RECORD LIST:
==================================================
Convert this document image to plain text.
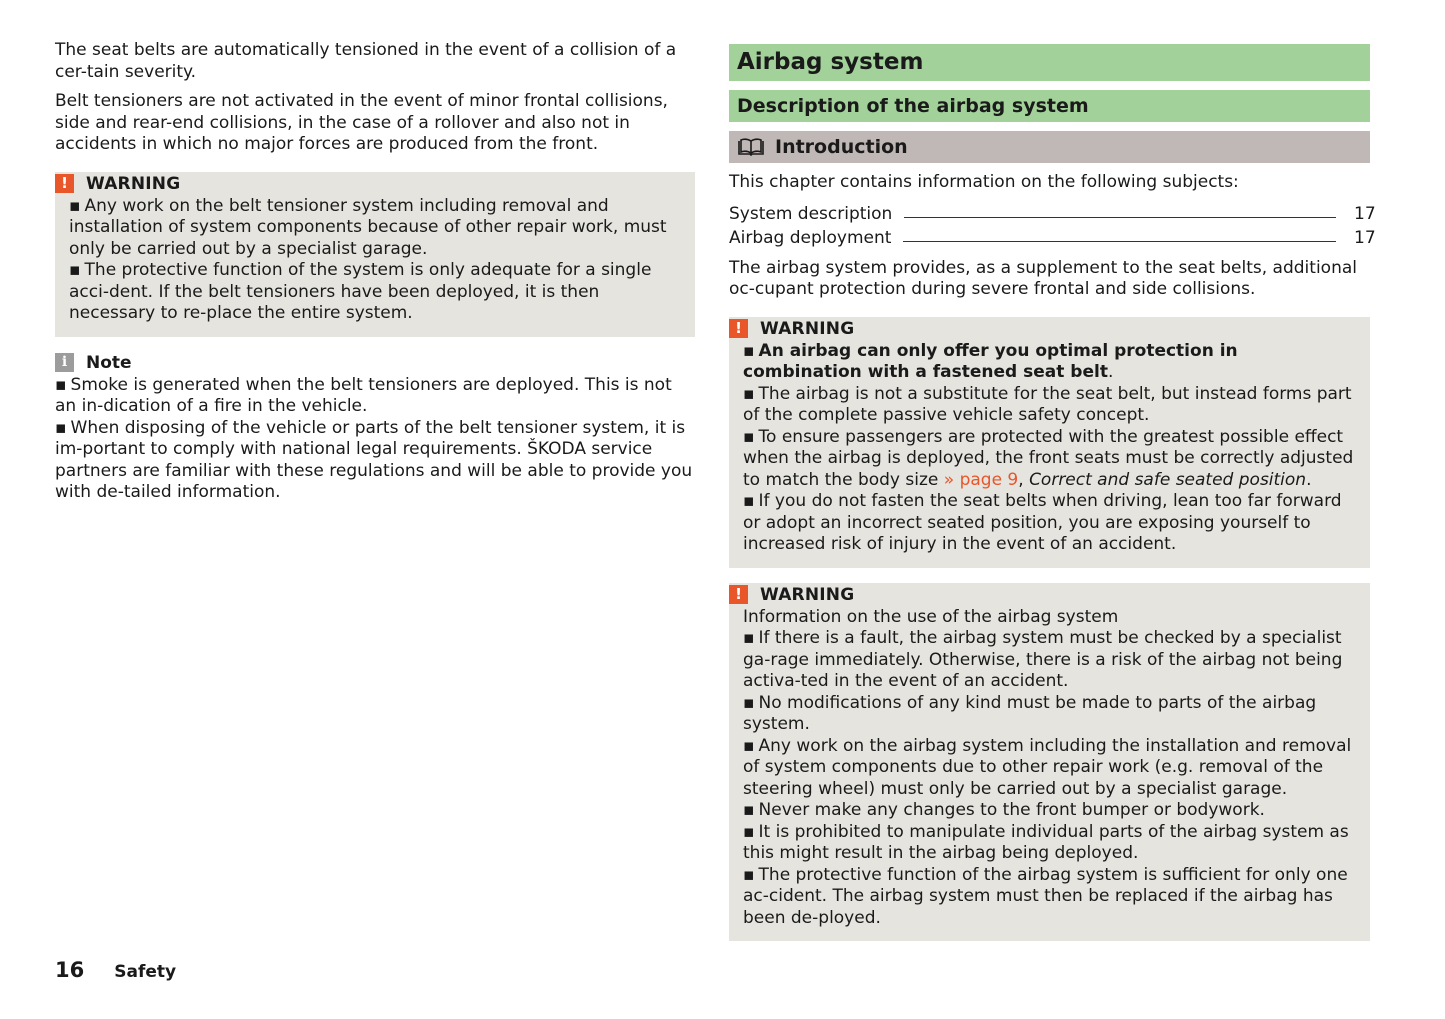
The seat belts are automatically tensioned in the event of a collision of a cer-tain severity.

Belt tensioners are not activated in the event of minor frontal collisions, side and rear-end collisions, in the case of a rollover and also not in accidents in which no major forces are produced from the front.

!	WARNING

▪ Any work on the belt tensioner system including removal and installation of system components because of other repair work, must only be carried out by a specialist garage.

▪ The protective function of the system is only adequate for a single acci-dent. If the belt tensioners have been deployed, it is then necessary to re-place the entire system.

i	Note

▪ Smoke is generated when the belt tensioners are deployed. This is not an in-dication of a fire in the vehicle.

▪ When disposing of the vehicle or parts of the belt tensioner system, it is im-portant to comply with national legal requirements. ŠKODA service partners are familiar with these regulations and will be able to provide you with de-tailed information.

Airbag system
Description of the airbag system
Introduction

This chapter contains information on the following subjects:

System description	17
Airbag deployment	17

The airbag system provides, as a supplement to the seat belts, additional oc-cupant protection during severe frontal and side collisions.

!	WARNING

▪ An airbag can only offer you optimal protection in combination with a fastened seat belt.

▪ The airbag is not a substitute for the seat belt, but instead forms part of the complete passive vehicle safety concept.

▪ To ensure passengers are protected with the greatest possible effect when the airbag is deployed, the front seats must be correctly adjusted to match the body size » page 9, Correct and safe seated position.

▪ If you do not fasten the seat belts when driving, lean too far forward or adopt an incorrect seated position, you are exposing yourself to increased risk of injury in the event of an accident.

!	WARNING

Information on the use of the airbag system

▪ If there is a fault, the airbag system must be checked by a specialist ga-rage immediately. Otherwise, there is a risk of the airbag not being activa-ted in the event of an accident.

▪ No modifications of any kind must be made to parts of the airbag system.

▪ Any work on the airbag system including the installation and removal of system components due to other repair work (e.g. removal of the steering wheel) must only be carried out by a specialist garage.

▪ Never make any changes to the front bumper or bodywork.

▪ It is prohibited to manipulate individual parts of the airbag system as this might result in the airbag being deployed.

▪ The protective function of the airbag system is sufficient for only one ac-cident. The airbag system must then be replaced if the airbag has been de-ployed.

16 Safety
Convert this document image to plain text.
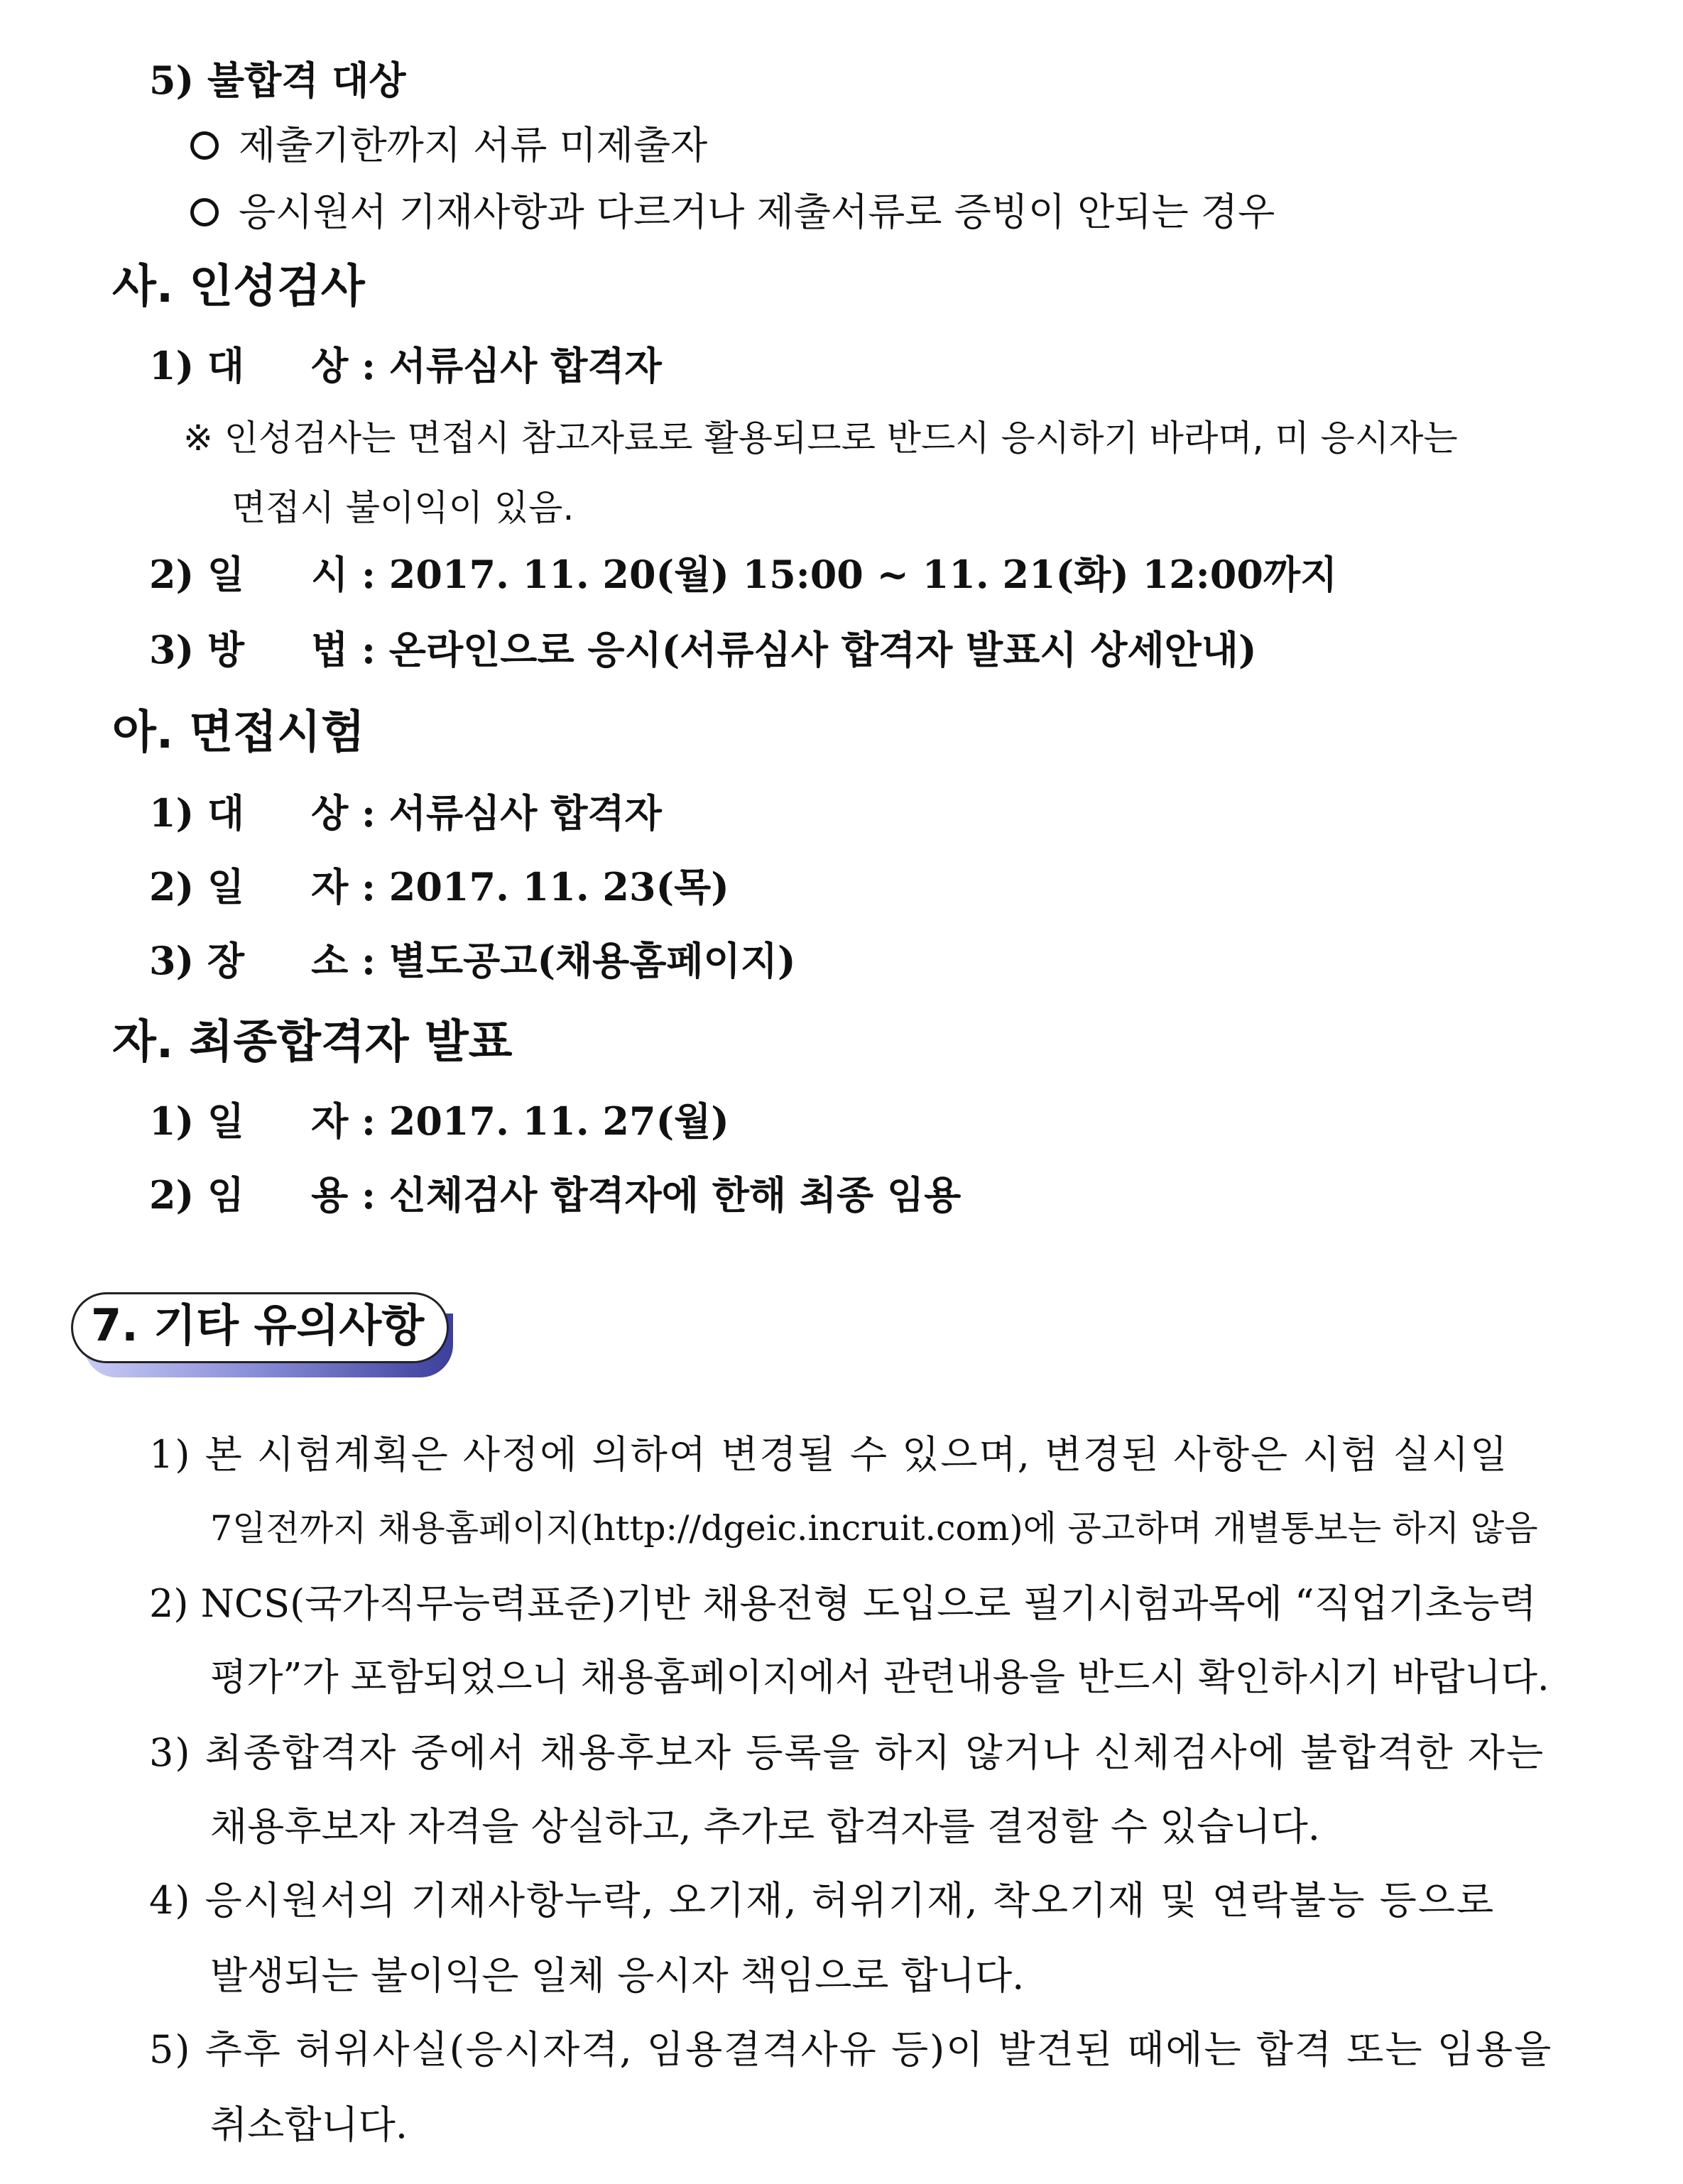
5) 불합격 대상
제출기한까지 서류 미제출자
응시원서 기재사항과 다르거나 제출서류로 증빙이 안되는 경우
사. 인성검사
1) 대     상 : 서류심사 합격자
※ 인성검사는 면접시 참고자료로 활용되므로 반드시 응시하기 바라며, 미 응시자는
면접시 불이익이 있음.
2) 일     시 : 2017. 11. 20(월) 15:00 ~ 11. 21(화) 12:00까지
3) 방     법 : 온라인으로 응시(서류심사 합격자 발표시 상세안내)
아. 면접시험
1) 대     상 : 서류심사 합격자
2) 일     자 : 2017. 11. 23(목)
3) 장     소 : 별도공고(채용홈페이지)
자. 최종합격자 발표
1) 일     자 : 2017. 11. 27(월)
2) 임     용 : 신체검사 합격자에 한해 최종 임용
7. 기타 유의사항
1) 본 시험계획은 사정에 의하여 변경될 수 있으며, 변경된 사항은 시험 실시일
7일전까지 채용홈페이지(http://dgeic.incruit.com)에 공고하며 개별통보는 하지 않음
2) NCS(국가직무능력표준)기반 채용전형 도입으로 필기시험과목에 “직업기초능력
평가”가 포함되었으니 채용홈페이지에서 관련내용을 반드시 확인하시기 바랍니다.
3) 최종합격자 중에서 채용후보자 등록을 하지 않거나 신체검사에 불합격한 자는
채용후보자 자격을 상실하고, 추가로 합격자를 결정할 수 있습니다.
4) 응시원서의 기재사항누락, 오기재, 허위기재, 착오기재 및 연락불능 등으로
발생되는 불이익은 일체 응시자 책임으로 합니다.
5) 추후 허위사실(응시자격, 임용결격사유 등)이 발견된 때에는 합격 또는 임용을
취소합니다.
==================================================
STATED EXERCISE:
Repeat each record exactly, with the pictures left out.

WRITTEN RESPONSE:
Convert this document image to plain text.
The seat belts are automatically tensioned in the event of a collision of a cer-tain severity.

Belt tensioners are not activated in the event of minor frontal collisions, side and rear-end collisions, in the case of a rollover and also not in accidents in which no major forces are produced from the front.

!	WARNING

▪ Any work on the belt tensioner system including removal and installation of system components because of other repair work, must only be carried out by a specialist garage.

▪ The protective function of the system is only adequate for a single acci-dent. If the belt tensioners have been deployed, it is then necessary to re-place the entire system.

i	Note

▪ Smoke is generated when the belt tensioners are deployed. This is not an in-dication of a fire in the vehicle.

▪ When disposing of the vehicle or parts of the belt tensioner system, it is im-portant to comply with national legal requirements. ŠKODA service partners are familiar with these regulations and will be able to provide you with de-tailed information.

Airbag system
Description of the airbag system
Introduction

This chapter contains information on the following subjects:

System description	17
Airbag deployment	17

The airbag system provides, as a supplement to the seat belts, additional oc-cupant protection during severe frontal and side collisions.

!	WARNING

▪ An airbag can only offer you optimal protection in combination with a fastened seat belt.

▪ The airbag is not a substitute for the seat belt, but instead forms part of the complete passive vehicle safety concept.

▪ To ensure passengers are protected with the greatest possible effect when the airbag is deployed, the front seats must be correctly adjusted to match the body size » page 9, Correct and safe seated position.

▪ If you do not fasten the seat belts when driving, lean too far forward or adopt an incorrect seated position, you are exposing yourself to increased risk of injury in the event of an accident.

!	WARNING

Information on the use of the airbag system

▪ If there is a fault, the airbag system must be checked by a specialist ga-rage immediately. Otherwise, there is a risk of the airbag not being activa-ted in the event of an accident.

▪ No modifications of any kind must be made to parts of the airbag system.

▪ Any work on the airbag system including the installation and removal of system components due to other repair work (e.g. removal of the steering wheel) must only be carried out by a specialist garage.

▪ Never make any changes to the front bumper or bodywork.

▪ It is prohibited to manipulate individual parts of the airbag system as this might result in the airbag being deployed.

▪ The protective function of the airbag system is sufficient for only one ac-cident. The airbag system must then be replaced if the airbag has been de-ployed.

16 Safety
Convert this document image to plain text.
5) 불합격 대상
제출기한까지 서류 미제출자
응시원서 기재사항과 다르거나 제출서류로 증빙이 안되는 경우
사. 인성검사
1) 대     상 : 서류심사 합격자
※ 인성검사는 면접시 참고자료로 활용되므로 반드시 응시하기 바라며, 미 응시자는
면접시 불이익이 있음.
2) 일     시 : 2017. 11. 20(월) 15:00 ~ 11. 21(화) 12:00까지
3) 방     법 : 온라인으로 응시(서류심사 합격자 발표시 상세안내)
아. 면접시험
1) 대     상 : 서류심사 합격자
2) 일     자 : 2017. 11. 23(목)
3) 장     소 : 별도공고(채용홈페이지)
자. 최종합격자 발표
1) 일     자 : 2017. 11. 27(월)
2) 임     용 : 신체검사 합격자에 한해 최종 임용
7. 기타 유의사항
1) 본 시험계획은 사정에 의하여 변경될 수 있으며, 변경된 사항은 시험 실시일
7일전까지 채용홈페이지(http://dgeic.incruit.com)에 공고하며 개별통보는 하지 않음
2) NCS(국가직무능력표준)기반 채용전형 도입으로 필기시험과목에 “직업기초능력
평가”가 포함되었으니 채용홈페이지에서 관련내용을 반드시 확인하시기 바랍니다.
3) 최종합격자 중에서 채용후보자 등록을 하지 않거나 신체검사에 불합격한 자는
채용후보자 자격을 상실하고, 추가로 합격자를 결정할 수 있습니다.
4) 응시원서의 기재사항누락, 오기재, 허위기재, 착오기재 및 연락불능 등으로
발생되는 불이익은 일체 응시자 책임으로 합니다.
5) 추후 허위사실(응시자격, 임용결격사유 등)이 발견된 때에는 합격 또는 임용을
취소합니다.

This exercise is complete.